**What you need to do:**
Show only lines that include "محمد".

>> start

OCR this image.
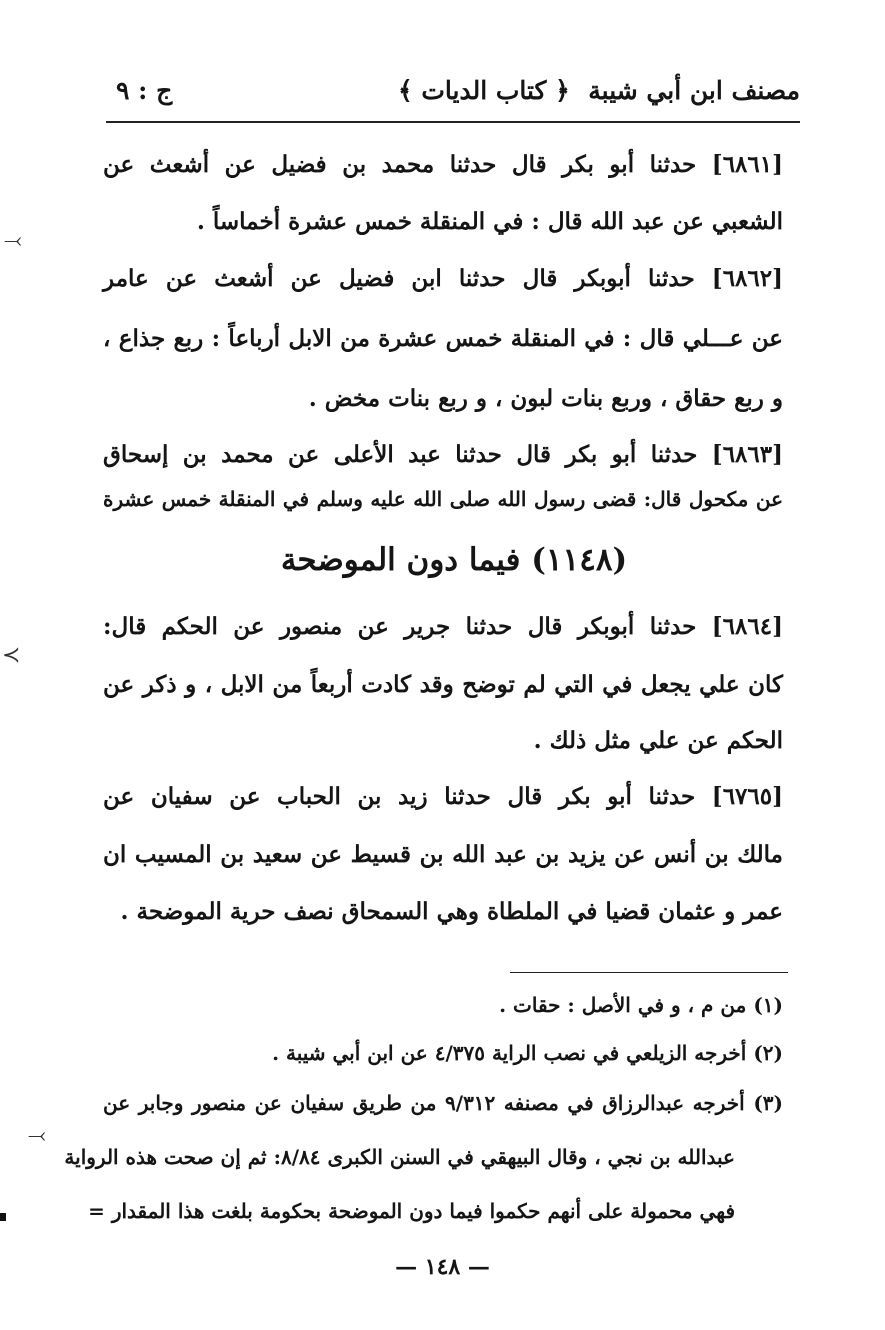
مصنف ابن أبي شيبة
﴿ كتاب الديات ﴾
ج : ٩
[٦٨٦١] حدثنا أبو بكر قال حدثنا محمد بن فضيل عن أشعث عن
الشعبي عن عبد الله قال : في المنقلة خمس عشرة أخماساً .
[٦٨٦٢] حدثنا أبوبكر قال حدثنا ابن فضيل عن أشعث عن عامر
عن عـــلي قال : في المنقلة خمس عشرة من الابل أرباعاً : ربع جذاع ،
و ربع حقاق ، وربع بنات لبون ، و ربع بنات مخض .
[٦٨٦٣] حدثنا أبو بكر قال حدثنا عبد الأعلى عن محمد بن إسحاق
عن مكحول قال: قضى رسول الله صلى الله عليه وسلم في المنقلة خمس عشرة
(١١٤٨) فيما دون الموضحة
[٦٨٦٤] حدثنا أبوبكر قال حدثنا جرير عن منصور عن الحكم قال:
كان علي يجعل في التي لم توضح وقد كادت أربعاً من الابل ، و ذكر عن
الحكم عن علي مثل ذلك .
[٦٧٦٥] حدثنا أبو بكر قال حدثنا زيد بن الحباب عن سفيان عن
مالك بن أنس عن يزيد بن عبد الله بن قسيط عن سعيد بن المسيب ان
عمر و عثمان قضيا في الملطاة وهي السمحاق نصف حرية الموضحة .
(١) من م ، و في الأصل : حقات .
(٢) أخرجه الزيلعي في نصب الراية ٤/٣٧٥ عن ابن أبي شيبة .
(٣) أخرجه عبدالرزاق في مصنفه ٩/٣١٢ من طريق سفيان عن منصور وجابر عن
عبدالله بن نجي ، وقال البيهقي في السنن الكبرى ٨/٨٤: ثم إن صحت هذه الرواية
فهي محمولة على أنهم حكموا فيما دون الموضحة بحكومة بلغت هذا المقدار =
— ١٤٨ —
⤙
≺
⤙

>> end

**Task response:**
[٦٨٦١] حدثنا أبو بكر قال حدثنا محمد بن فضيل عن أشعث عن
[٦٨٦٣] حدثنا أبو بكر قال حدثنا عبد الأعلى عن محمد بن إسحاق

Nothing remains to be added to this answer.